Search the records for the word "contours" and pick out every line that has it.

* Start *

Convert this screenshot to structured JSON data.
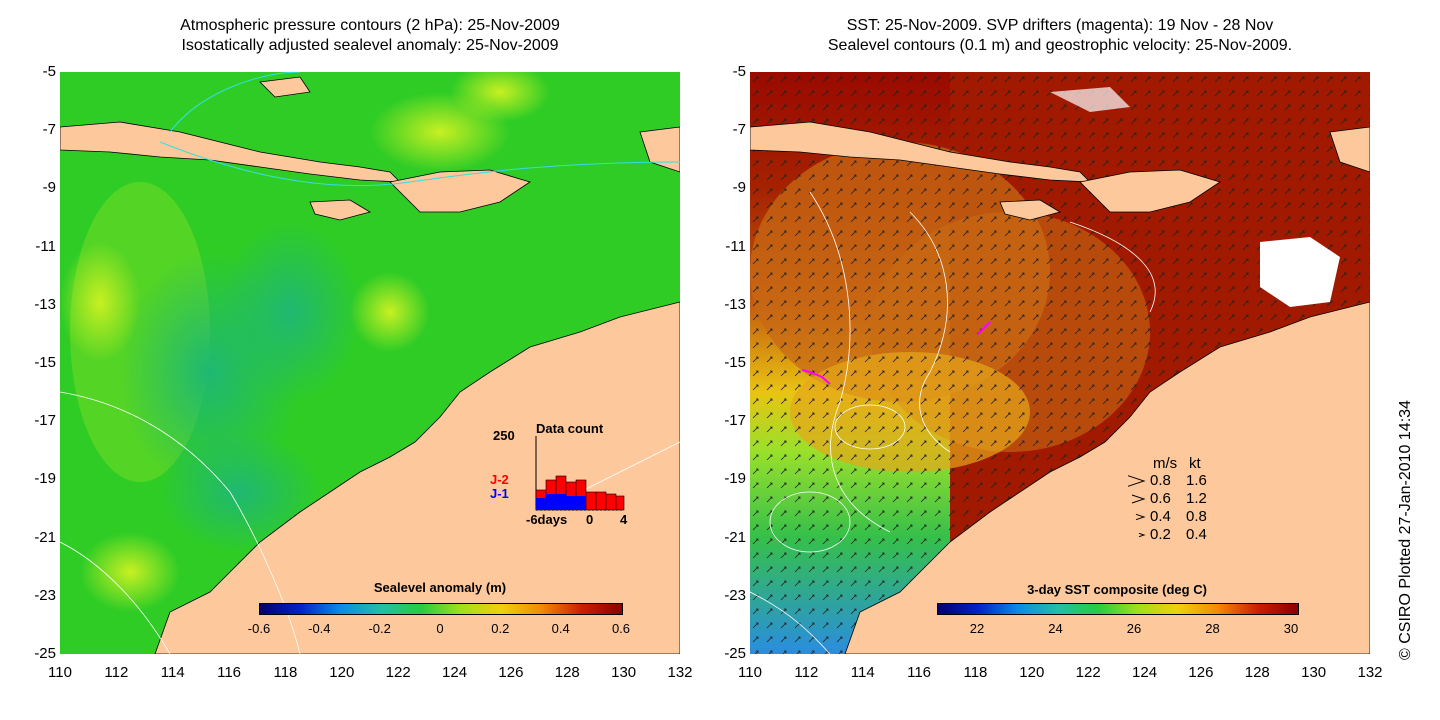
{
  "left_panel": {
    "title_line1": "Atmospheric pressure contours (2 hPa): 25-Nov-2009",
    "title_line2": "Isostatically adjusted sealevel anomaly: 25-Nov-2009",
    "colorbar": {
      "title": "Sealevel anomaly (m)",
      "labels": [
        "-0.6",
        "-0.4",
        "-0.2",
        "0",
        "0.2",
        "0.4",
        "0.6"
      ]
    },
    "data_count": {
      "title": "Data count",
      "y_max_label": "250",
      "x_labels": [
        "-6days",
        "0",
        "4"
      ],
      "series": [
        {
          "name": "J-2",
          "color": "#ff0000"
        },
        {
          "name": "J-1",
          "color": "#0000ff"
        }
      ]
    }
  },
  "right_panel": {
    "title_line1": "SST: 25-Nov-2009. SVP drifters (magenta): 19 Nov - 28 Nov",
    "title_line2": "Sealevel contours (0.1 m) and geostrophic velocity: 25-Nov-2009.",
    "colorbar": {
      "title": "3-day SST composite (deg C)",
      "labels": [
        "22",
        "24",
        "26",
        "28",
        "30"
      ]
    },
    "velocity_legend": {
      "header_ms": "m/s",
      "header_kt": "kt",
      "rows": [
        {
          "ms": "0.8",
          "kt": "1.6"
        },
        {
          "ms": "0.6",
          "kt": "1.2"
        },
        {
          "ms": "0.4",
          "kt": "0.8"
        },
        {
          "ms": "0.2",
          "kt": "0.4"
        }
      ]
    }
  },
  "axes": {
    "y_labels": [
      "-5",
      "-7",
      "-9",
      "-11",
      "-13",
      "-15",
      "-17",
      "-19",
      "-21",
      "-23",
      "-25"
    ],
    "x_labels": [
      "110",
      "112",
      "114",
      "116",
      "118",
      "120",
      "122",
      "124",
      "126",
      "128",
      "130",
      "132"
    ]
  },
  "copyright": "© CSIRO Plotted 27-Jan-2010 14:34",
  "colors": {
    "land": "#fdc89b",
    "sla_green": "#22cc22",
    "sst_dark_red": "#9a0a00",
    "sst_orange": "#cc6a10"
  }
}
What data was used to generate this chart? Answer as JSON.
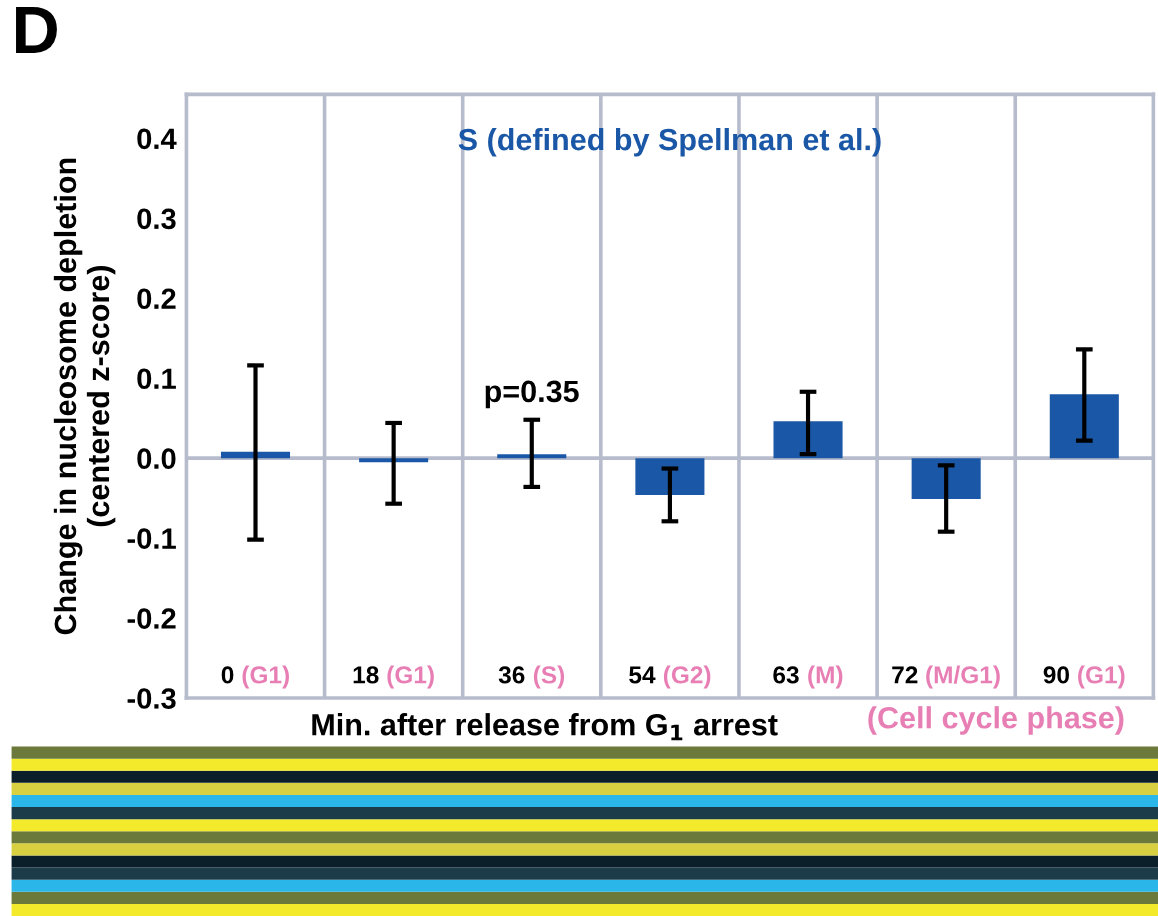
{
  "chart_data": {
    "type": "bar",
    "title": "S (defined by Spellman et al.)",
    "xlabel": "Min. after release from G$_{1}$ arrest",
    "ylabel": "Change in nucleosome depletion\n(centered z-score)",
    "categories": [
      "0 (G1)",
      "18 (G1)",
      "36 (S)",
      "54 (G2)",
      "63 (M)",
      "72 (M/G1)",
      "90 (G1)"
    ],
    "series": [
      {
        "color": "#1a57a6",
        "values": [
          0.008,
          -0.005,
          0.005,
          -0.046,
          0.046,
          -0.051,
          0.08
        ],
        "errors": [
          [
            -0.102,
            0.116
          ],
          [
            -0.057,
            0.044
          ],
          [
            -0.036,
            0.048
          ],
          [
            -0.079,
            -0.013
          ],
          [
            0.005,
            0.083
          ],
          [
            -0.092,
            -0.009
          ],
          [
            0.022,
            0.136
          ]
        ]
      }
    ],
    "ylim": [
      -0.3,
      0.455
    ],
    "yticks": [
      {
        "value": -0.3,
        "label": "-0.3"
      },
      {
        "value": -0.2,
        "label": "-0.2"
      },
      {
        "value": -0.1,
        "label": "-0.1"
      },
      {
        "value": 0,
        "label": "0.0"
      },
      {
        "value": 0.1,
        "label": "0.1"
      },
      {
        "value": 0.2,
        "label": "0.2"
      },
      {
        "value": 0.3,
        "label": "0.3"
      },
      {
        "value": 0.4,
        "label": "0.4"
      }
    ],
    "ref_lines": [
      {
        "axis": "y",
        "value": 0,
        "label": null,
        "color": "#b7bccd"
      }
    ],
    "grid": "x",
    "annotations": [
      "D",
      "(Cell cycle phase)",
      "p=0.35"
    ]
  }
}
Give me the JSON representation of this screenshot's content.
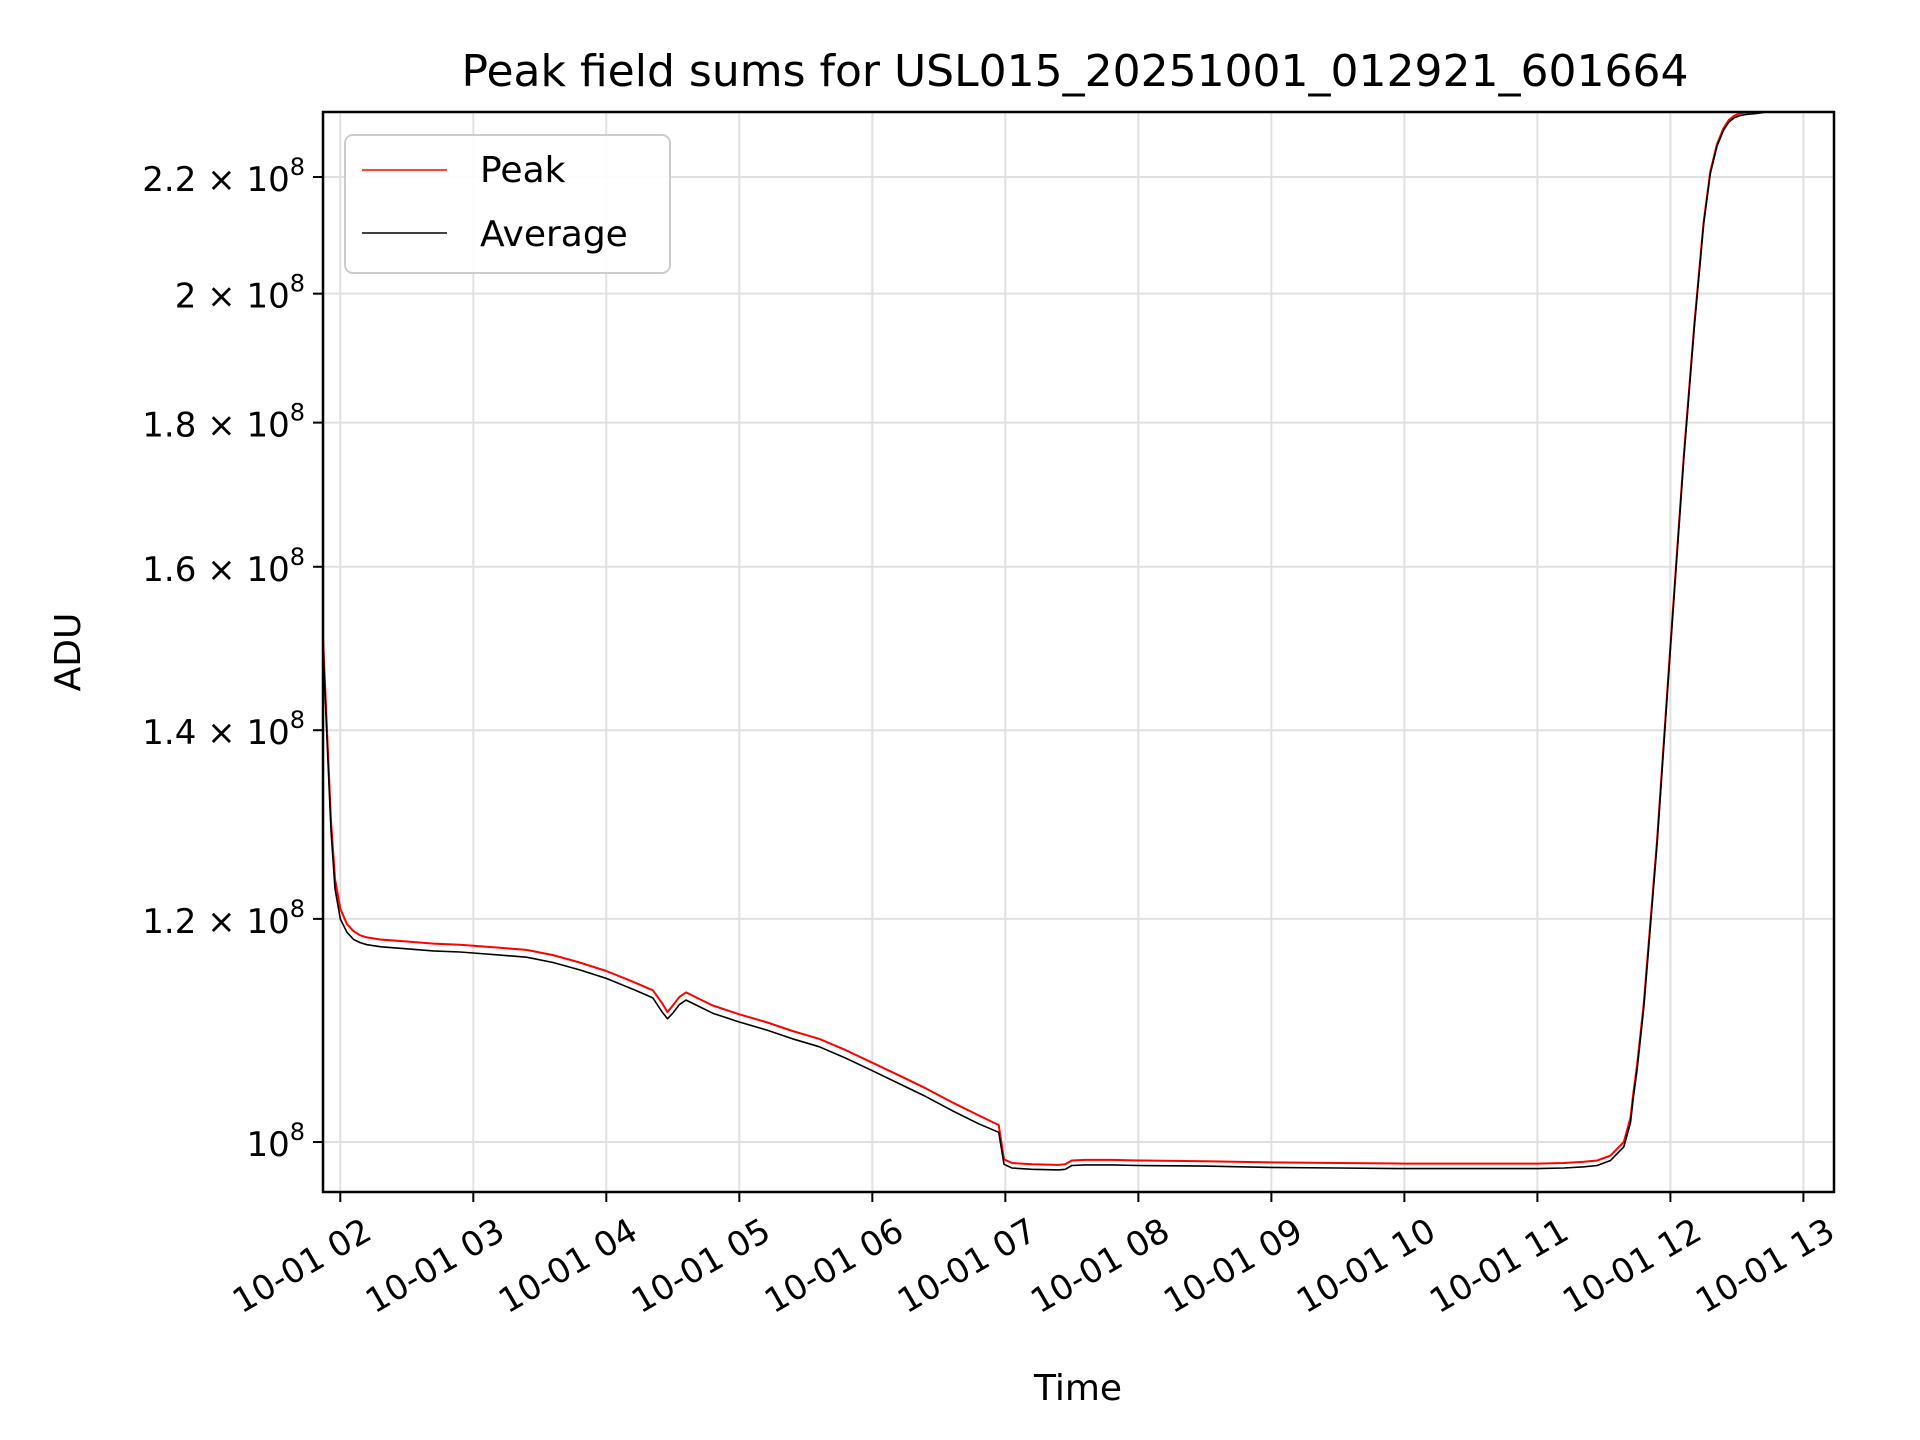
{
  "chart_data": {
    "type": "line",
    "title": "Peak field sums for USL015_20251001_012921_601664",
    "xlabel": "Time",
    "ylabel": "ADU",
    "y_scale": "log",
    "xlim": [
      1.87,
      13.23
    ],
    "ylim": [
      96000000,
      232000000
    ],
    "grid": true,
    "legend_position": "top-left",
    "x_ticks": [
      {
        "value": 2,
        "label": "10-01 02"
      },
      {
        "value": 3,
        "label": "10-01 03"
      },
      {
        "value": 4,
        "label": "10-01 04"
      },
      {
        "value": 5,
        "label": "10-01 05"
      },
      {
        "value": 6,
        "label": "10-01 06"
      },
      {
        "value": 7,
        "label": "10-01 07"
      },
      {
        "value": 8,
        "label": "10-01 08"
      },
      {
        "value": 9,
        "label": "10-01 09"
      },
      {
        "value": 10,
        "label": "10-01 10"
      },
      {
        "value": 11,
        "label": "10-01 11"
      },
      {
        "value": 12,
        "label": "10-01 12"
      },
      {
        "value": 13,
        "label": "10-01 13"
      }
    ],
    "y_ticks": [
      {
        "value": 100000000,
        "mantissa": "",
        "exponent": "8"
      },
      {
        "value": 120000000,
        "mantissa": "1.2",
        "exponent": "8"
      },
      {
        "value": 140000000,
        "mantissa": "1.4",
        "exponent": "8"
      },
      {
        "value": 160000000,
        "mantissa": "1.6",
        "exponent": "8"
      },
      {
        "value": 180000000,
        "mantissa": "1.8",
        "exponent": "8"
      },
      {
        "value": 200000000,
        "mantissa": "2",
        "exponent": "8"
      },
      {
        "value": 220000000,
        "mantissa": "2.2",
        "exponent": "8"
      }
    ],
    "series": [
      {
        "name": "Peak",
        "color": "#ff0000",
        "x": [
          1.87,
          1.9,
          1.93,
          1.96,
          2.0,
          2.05,
          2.1,
          2.15,
          2.2,
          2.3,
          2.5,
          2.7,
          2.9,
          3.0,
          3.2,
          3.4,
          3.6,
          3.8,
          4.0,
          4.2,
          4.35,
          4.42,
          4.46,
          4.5,
          4.55,
          4.6,
          4.7,
          4.8,
          5.0,
          5.2,
          5.4,
          5.6,
          5.8,
          6.0,
          6.2,
          6.4,
          6.6,
          6.8,
          6.95,
          6.99,
          7.05,
          7.2,
          7.4,
          7.45,
          7.5,
          7.6,
          7.8,
          8.0,
          8.5,
          9.0,
          9.5,
          10.0,
          10.5,
          11.0,
          11.2,
          11.35,
          11.45,
          11.55,
          11.65,
          11.7,
          11.72,
          11.75,
          11.8,
          11.9,
          12.0,
          12.1,
          12.18,
          12.25,
          12.3,
          12.35,
          12.4,
          12.44,
          12.48,
          12.52,
          12.56,
          12.6,
          12.64,
          12.67,
          12.7,
          12.73,
          12.76,
          12.8,
          12.9,
          13.0,
          13.1,
          13.15
        ],
        "y": [
          151000000,
          140000000,
          130000000,
          124000000,
          121000000,
          119500000,
          118800000,
          118400000,
          118200000,
          118000000,
          117800000,
          117600000,
          117500000,
          117400000,
          117200000,
          117000000,
          116500000,
          115800000,
          115000000,
          114000000,
          113200000,
          112000000,
          111200000,
          111800000,
          112600000,
          113000000,
          112400000,
          111800000,
          111000000,
          110300000,
          109500000,
          108800000,
          107800000,
          106700000,
          105600000,
          104500000,
          103300000,
          102200000,
          101400000,
          98600000,
          98300000,
          98200000,
          98150000,
          98200000,
          98500000,
          98550000,
          98550000,
          98500000,
          98450000,
          98350000,
          98300000,
          98250000,
          98250000,
          98250000,
          98300000,
          98400000,
          98500000,
          98900000,
          100000000,
          102000000,
          104000000,
          106500000,
          112000000,
          128000000,
          150000000,
          175000000,
          195000000,
          212000000,
          221000000,
          226000000,
          229000000,
          230500000,
          231300000,
          231700000,
          231900000,
          232000000,
          232000000,
          232000000,
          232000000,
          232000000,
          232000000,
          232000000,
          232000000,
          232000000,
          232000000,
          232000000
        ]
      },
      {
        "name": "Average",
        "color": "#000000",
        "x": [
          1.87,
          1.9,
          1.93,
          1.96,
          2.0,
          2.05,
          2.1,
          2.15,
          2.2,
          2.3,
          2.5,
          2.7,
          2.9,
          3.0,
          3.2,
          3.4,
          3.6,
          3.8,
          4.0,
          4.2,
          4.35,
          4.42,
          4.46,
          4.5,
          4.55,
          4.6,
          4.7,
          4.8,
          5.0,
          5.2,
          5.4,
          5.6,
          5.8,
          6.0,
          6.2,
          6.4,
          6.6,
          6.8,
          6.95,
          6.99,
          7.05,
          7.2,
          7.4,
          7.45,
          7.5,
          7.6,
          7.8,
          8.0,
          8.5,
          9.0,
          9.5,
          10.0,
          10.5,
          11.0,
          11.2,
          11.35,
          11.45,
          11.55,
          11.65,
          11.7,
          11.72,
          11.75,
          11.8,
          11.9,
          12.0,
          12.1,
          12.18,
          12.25,
          12.3,
          12.35,
          12.4,
          12.44,
          12.48,
          12.52,
          12.56,
          12.6,
          12.64,
          12.67,
          12.7,
          12.73,
          12.76,
          12.8,
          12.9,
          13.0,
          13.1,
          13.15
        ],
        "y": [
          150000000,
          139000000,
          129000000,
          123000000,
          120000000,
          118700000,
          118000000,
          117700000,
          117500000,
          117300000,
          117100000,
          116900000,
          116800000,
          116700000,
          116500000,
          116300000,
          115800000,
          115100000,
          114300000,
          113300000,
          112500000,
          111200000,
          110600000,
          111100000,
          111900000,
          112300000,
          111700000,
          111100000,
          110300000,
          109600000,
          108800000,
          108100000,
          107100000,
          106000000,
          104900000,
          103800000,
          102600000,
          101500000,
          100800000,
          98200000,
          97900000,
          97800000,
          97750000,
          97800000,
          98100000,
          98150000,
          98150000,
          98100000,
          98050000,
          97950000,
          97900000,
          97850000,
          97850000,
          97850000,
          97900000,
          98000000,
          98100000,
          98500000,
          99600000,
          101600000,
          103600000,
          106100000,
          111600000,
          127600000,
          149600000,
          174600000,
          194600000,
          211600000,
          220600000,
          225600000,
          228600000,
          230100000,
          230900000,
          231300000,
          231500000,
          231600000,
          231700000,
          231800000,
          231900000,
          232000000,
          232000000,
          232000000,
          232000000,
          232000000,
          232000000,
          232000000
        ]
      }
    ]
  }
}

* End *

**Exercise answer:**
    "title_line1": "Atmospheric pressure contours (2 hPa): 25-Nov-2009",
    "title_line2": "Sealevel contours (0.1 m) and geostrophic velocity: 25-Nov-2009.",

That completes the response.